» Opdracht
Haal de regels vanaf het begin van de gegevens tot en met de regel met "- list-item-geological-survey: •" eruit en geef ze letterlijk weer.

» Rijen
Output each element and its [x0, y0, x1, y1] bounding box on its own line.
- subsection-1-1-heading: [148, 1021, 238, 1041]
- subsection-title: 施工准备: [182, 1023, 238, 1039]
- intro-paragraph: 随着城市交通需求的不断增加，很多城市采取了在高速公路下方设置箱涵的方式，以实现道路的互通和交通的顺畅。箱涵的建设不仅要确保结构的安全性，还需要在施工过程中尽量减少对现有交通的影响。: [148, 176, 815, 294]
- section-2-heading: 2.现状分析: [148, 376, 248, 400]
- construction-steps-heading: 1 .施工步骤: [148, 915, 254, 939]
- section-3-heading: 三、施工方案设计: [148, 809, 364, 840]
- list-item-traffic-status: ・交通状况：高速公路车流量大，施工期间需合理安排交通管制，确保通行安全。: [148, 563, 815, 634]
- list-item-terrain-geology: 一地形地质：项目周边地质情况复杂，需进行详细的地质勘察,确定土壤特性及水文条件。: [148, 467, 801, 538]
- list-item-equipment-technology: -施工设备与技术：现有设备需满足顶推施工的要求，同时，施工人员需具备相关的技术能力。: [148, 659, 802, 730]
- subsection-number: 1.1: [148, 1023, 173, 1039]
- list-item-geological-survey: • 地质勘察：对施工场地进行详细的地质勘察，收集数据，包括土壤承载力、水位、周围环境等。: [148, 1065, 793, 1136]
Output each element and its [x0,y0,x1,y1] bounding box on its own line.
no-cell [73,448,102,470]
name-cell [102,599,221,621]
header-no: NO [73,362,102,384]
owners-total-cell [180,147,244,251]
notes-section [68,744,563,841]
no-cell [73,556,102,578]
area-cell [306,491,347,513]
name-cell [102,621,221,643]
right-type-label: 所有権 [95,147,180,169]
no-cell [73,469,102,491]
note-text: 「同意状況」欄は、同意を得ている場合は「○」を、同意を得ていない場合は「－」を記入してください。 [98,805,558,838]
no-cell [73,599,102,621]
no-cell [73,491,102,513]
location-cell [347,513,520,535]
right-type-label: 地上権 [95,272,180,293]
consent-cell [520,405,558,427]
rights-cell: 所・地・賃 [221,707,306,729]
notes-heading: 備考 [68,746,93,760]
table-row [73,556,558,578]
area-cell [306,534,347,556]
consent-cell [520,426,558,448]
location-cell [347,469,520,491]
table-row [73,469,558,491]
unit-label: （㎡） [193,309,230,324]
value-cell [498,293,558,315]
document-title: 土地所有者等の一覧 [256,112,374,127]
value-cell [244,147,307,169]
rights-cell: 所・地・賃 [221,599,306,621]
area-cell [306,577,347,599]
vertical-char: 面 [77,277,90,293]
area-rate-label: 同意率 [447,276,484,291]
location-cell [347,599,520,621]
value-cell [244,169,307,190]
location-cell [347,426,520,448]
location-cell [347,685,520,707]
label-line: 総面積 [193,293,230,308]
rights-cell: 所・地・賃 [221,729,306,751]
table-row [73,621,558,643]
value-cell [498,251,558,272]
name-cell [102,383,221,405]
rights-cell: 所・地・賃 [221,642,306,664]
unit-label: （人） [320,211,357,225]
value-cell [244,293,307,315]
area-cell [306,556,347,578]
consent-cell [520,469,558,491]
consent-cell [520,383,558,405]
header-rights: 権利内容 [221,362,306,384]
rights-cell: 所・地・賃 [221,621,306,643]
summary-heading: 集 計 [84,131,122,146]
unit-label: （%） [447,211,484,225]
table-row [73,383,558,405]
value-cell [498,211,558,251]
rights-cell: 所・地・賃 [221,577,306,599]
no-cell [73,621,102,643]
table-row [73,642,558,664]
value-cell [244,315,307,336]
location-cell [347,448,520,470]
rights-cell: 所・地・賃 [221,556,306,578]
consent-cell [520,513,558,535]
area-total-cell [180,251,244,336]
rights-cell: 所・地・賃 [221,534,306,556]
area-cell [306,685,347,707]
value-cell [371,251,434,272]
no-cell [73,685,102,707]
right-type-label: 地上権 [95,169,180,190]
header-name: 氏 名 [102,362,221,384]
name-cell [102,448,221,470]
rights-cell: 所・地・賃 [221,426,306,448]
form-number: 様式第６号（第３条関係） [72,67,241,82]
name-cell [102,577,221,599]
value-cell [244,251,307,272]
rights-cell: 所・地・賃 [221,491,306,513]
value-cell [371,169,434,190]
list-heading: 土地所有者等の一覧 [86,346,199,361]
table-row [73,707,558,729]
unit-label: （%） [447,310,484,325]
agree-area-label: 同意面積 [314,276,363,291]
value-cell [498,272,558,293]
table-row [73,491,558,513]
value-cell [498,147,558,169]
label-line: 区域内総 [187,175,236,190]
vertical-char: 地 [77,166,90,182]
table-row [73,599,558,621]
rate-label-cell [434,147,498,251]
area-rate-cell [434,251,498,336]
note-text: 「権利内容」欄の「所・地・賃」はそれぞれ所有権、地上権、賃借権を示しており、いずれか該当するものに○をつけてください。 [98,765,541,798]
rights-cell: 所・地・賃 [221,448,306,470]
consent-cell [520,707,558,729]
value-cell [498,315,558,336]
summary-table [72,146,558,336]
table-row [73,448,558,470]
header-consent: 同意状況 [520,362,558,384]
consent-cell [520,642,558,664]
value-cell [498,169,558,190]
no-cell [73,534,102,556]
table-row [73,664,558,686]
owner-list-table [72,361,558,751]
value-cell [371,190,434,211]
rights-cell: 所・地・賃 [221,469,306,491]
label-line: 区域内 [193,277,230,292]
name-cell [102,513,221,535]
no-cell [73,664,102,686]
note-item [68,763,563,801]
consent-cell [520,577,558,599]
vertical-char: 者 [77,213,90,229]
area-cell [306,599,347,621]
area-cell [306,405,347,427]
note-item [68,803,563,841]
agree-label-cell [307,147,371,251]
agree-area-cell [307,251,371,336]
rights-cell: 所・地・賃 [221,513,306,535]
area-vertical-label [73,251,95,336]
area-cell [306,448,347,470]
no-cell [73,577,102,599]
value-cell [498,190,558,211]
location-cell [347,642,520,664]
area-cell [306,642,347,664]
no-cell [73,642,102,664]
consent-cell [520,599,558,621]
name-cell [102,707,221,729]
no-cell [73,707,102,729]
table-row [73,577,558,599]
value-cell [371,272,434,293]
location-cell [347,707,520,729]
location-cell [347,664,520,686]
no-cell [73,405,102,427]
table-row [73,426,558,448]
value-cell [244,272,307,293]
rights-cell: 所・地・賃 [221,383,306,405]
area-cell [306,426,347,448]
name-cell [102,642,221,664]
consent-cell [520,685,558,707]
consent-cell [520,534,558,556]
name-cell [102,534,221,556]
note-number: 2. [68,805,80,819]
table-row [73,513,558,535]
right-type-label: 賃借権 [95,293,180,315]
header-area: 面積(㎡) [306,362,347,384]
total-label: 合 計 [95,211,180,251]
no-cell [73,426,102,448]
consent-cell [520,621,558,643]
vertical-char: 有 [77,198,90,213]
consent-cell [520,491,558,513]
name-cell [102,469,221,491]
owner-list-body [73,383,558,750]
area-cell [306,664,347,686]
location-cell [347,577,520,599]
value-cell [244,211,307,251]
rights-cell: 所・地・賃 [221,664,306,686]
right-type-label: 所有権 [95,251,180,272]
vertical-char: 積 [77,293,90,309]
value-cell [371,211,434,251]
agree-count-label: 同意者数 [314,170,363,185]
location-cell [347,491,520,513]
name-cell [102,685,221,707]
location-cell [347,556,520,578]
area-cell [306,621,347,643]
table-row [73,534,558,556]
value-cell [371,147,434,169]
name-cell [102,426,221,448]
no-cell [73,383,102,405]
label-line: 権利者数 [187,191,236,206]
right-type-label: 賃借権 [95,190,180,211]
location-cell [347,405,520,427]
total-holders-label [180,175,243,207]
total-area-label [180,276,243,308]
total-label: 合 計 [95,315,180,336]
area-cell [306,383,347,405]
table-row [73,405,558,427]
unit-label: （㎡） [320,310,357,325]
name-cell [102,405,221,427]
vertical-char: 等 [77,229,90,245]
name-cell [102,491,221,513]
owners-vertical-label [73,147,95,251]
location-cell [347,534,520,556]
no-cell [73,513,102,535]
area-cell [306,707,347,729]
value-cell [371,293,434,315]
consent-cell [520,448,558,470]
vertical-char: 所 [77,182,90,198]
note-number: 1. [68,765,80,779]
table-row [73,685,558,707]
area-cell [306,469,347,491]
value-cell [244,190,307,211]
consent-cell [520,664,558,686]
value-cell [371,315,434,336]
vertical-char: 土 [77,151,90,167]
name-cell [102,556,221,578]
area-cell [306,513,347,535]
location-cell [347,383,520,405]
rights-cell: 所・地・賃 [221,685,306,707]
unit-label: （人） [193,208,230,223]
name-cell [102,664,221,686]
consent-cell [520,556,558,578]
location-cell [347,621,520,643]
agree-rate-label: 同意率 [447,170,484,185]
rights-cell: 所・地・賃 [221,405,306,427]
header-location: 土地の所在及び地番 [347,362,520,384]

» Uitgewerkte oplossing
Output each element and its [x0, y0, x1, y1] bounding box on its own line.
- subsection-1-1-heading: [148, 1021, 238, 1041]
- subsection-title: 施工准备: [182, 1023, 238, 1039]
- intro-paragraph: 随着城市交通需求的不断增加，很多城市采取了在高速公路下方设置箱涵的方式，以实现道路的互通和交通的顺畅。箱涵的建设不仅要确保结构的安全性，还需要在施工过程中尽量减少对现有交通的影响。: [148, 176, 815, 294]
- section-2-heading: 2.现状分析: [148, 376, 248, 400]
- construction-steps-heading: 1 .施工步骤: [148, 915, 254, 939]
- section-3-heading: 三、施工方案设计: [148, 809, 364, 840]
- list-item-traffic-status: ・交通状况：高速公路车流量大，施工期间需合理安排交通管制，确保通行安全。: [148, 563, 815, 634]
- list-item-terrain-geology: 一地形地质：项目周边地质情况复杂，需进行详细的地质勘察,确定土壤特性及水文条件。: [148, 467, 801, 538]
- list-item-equipment-technology: -施工设备与技术：现有设备需满足顶推施工的要求，同时，施工人员需具备相关的技术能力。: [148, 659, 802, 730]
- subsection-number: 1.1: [148, 1023, 173, 1039]
- list-item-geological-survey: • 地质勘察：对施工场地进行详细的地质勘察，收集数据，包括土壤承载力、水位、周围环境等。: [148, 1065, 793, 1136]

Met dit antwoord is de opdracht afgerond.